## GIVEN TASK A
From the fisheries passage, set down the stretch from "A co-management group, representing" through "certain commercial species." word for word.
## GIVEN TASK B
According to the fisheries passage, in what year was commercial fishing for sea cucumber stopped?

## SOURCE
##############################
Engaging fishing communities in fishery management also involves building capacity, and this has been addressed through a programme of experimental fishing. New fishing technologies and techniques, such as longlines, fish traps, handreels, circle hooks, global positioning systems (GPS) and fish finders have been tested and data collected on the fishery and its users. This has included participatory fisheries stock assessment (ParFish) that has raised awareness and facilitated discussions on fishery management. The approach is bringing together government institutions, fishers and traders to test, collect and analyze fishery data, and is promoting the rights of fishers within the sector to determine the best fishing regimes to sustain the fishery.
A co-management group, representing fishers, traders, scientists and managers, has been set up to address the management of reef-associated finfish, and it agreed to apply management measures through the market to limit fishing effort during the spawning season of certain commercial species.
Sea cucumber fishery
The co-management arrangement for the sea cucumber fishery is currently providing the management model for Sudan. Commercial fishing for sea cucumber was stopped in 2009, based on evidence provided to Sudan by the Regional Organization for the Conservation of the Environment of the Red Sea and Gulf of Aden (PERSGA). The decision to close the fishery created tensions and led to a workshop where broad management objectives were identified and a roadmap tabled that set out how to improve sea cucumber management. The roadmap presented a 10-point plan in which the ban on harvesting sea cucumber would be lifted if there was an agreement between traders, fishers and the State to set fishing effort limits and to work collaboratively to collect and share data during an experimental one-year harvest.
##############################
Dataset entries:
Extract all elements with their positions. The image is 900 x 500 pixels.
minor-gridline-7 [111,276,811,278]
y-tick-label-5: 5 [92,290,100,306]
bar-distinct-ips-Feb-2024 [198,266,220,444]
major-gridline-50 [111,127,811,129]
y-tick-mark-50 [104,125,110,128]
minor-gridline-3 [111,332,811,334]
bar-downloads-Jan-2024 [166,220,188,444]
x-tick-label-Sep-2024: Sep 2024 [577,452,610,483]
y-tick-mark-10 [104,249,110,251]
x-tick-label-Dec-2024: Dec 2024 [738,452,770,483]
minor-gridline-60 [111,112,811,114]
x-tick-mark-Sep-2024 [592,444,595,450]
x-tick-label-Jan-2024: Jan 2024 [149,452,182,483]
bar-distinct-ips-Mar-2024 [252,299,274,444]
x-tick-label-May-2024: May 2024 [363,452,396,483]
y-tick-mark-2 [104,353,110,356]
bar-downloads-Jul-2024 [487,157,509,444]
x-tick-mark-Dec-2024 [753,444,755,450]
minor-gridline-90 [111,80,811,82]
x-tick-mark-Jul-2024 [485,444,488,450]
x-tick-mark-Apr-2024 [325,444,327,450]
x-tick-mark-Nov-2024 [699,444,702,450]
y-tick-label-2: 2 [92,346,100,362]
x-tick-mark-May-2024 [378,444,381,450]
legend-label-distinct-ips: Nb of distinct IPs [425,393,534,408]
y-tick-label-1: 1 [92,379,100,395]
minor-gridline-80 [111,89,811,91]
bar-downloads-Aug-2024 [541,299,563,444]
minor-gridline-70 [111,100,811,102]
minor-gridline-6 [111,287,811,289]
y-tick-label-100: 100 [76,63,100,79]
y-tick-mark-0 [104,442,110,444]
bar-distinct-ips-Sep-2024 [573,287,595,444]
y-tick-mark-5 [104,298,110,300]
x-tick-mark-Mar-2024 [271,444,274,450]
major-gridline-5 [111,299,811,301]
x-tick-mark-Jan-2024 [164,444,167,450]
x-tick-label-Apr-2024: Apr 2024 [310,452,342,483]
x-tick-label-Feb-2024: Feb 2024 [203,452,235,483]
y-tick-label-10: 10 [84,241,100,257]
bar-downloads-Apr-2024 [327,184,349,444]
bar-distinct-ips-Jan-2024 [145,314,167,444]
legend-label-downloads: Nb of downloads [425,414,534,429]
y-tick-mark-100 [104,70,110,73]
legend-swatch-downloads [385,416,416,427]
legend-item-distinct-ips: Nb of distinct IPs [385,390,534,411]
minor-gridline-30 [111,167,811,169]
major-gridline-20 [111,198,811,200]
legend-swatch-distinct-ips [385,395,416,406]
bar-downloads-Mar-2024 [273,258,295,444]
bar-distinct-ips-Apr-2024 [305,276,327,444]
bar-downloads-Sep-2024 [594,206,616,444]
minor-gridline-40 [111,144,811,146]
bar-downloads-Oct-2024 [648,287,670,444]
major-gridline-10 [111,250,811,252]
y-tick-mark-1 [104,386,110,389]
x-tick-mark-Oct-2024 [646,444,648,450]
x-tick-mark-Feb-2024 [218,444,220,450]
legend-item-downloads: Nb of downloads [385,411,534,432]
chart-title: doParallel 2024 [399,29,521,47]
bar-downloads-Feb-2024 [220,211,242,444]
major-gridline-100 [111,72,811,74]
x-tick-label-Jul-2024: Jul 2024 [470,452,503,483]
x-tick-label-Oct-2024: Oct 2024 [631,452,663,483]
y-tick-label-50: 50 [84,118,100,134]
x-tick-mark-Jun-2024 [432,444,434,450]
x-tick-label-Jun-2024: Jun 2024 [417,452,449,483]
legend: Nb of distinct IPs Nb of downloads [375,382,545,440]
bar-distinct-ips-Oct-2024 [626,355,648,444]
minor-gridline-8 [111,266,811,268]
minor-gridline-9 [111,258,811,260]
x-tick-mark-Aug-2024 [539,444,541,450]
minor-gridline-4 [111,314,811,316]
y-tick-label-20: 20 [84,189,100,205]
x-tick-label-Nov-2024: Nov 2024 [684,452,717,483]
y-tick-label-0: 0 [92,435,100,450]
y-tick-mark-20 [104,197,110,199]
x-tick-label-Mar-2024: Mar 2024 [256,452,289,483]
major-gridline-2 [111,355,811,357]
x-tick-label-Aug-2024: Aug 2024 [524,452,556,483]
##############################
## TASK ANSWER A
A co-management group, representing fishers, traders, scientists and managers, has been set up to address the management of reef-associated finfish, and it agreed to apply management measures through the market to limit fishing effort during the spawning season of certain commercial species.

## TASK ANSWER B
2009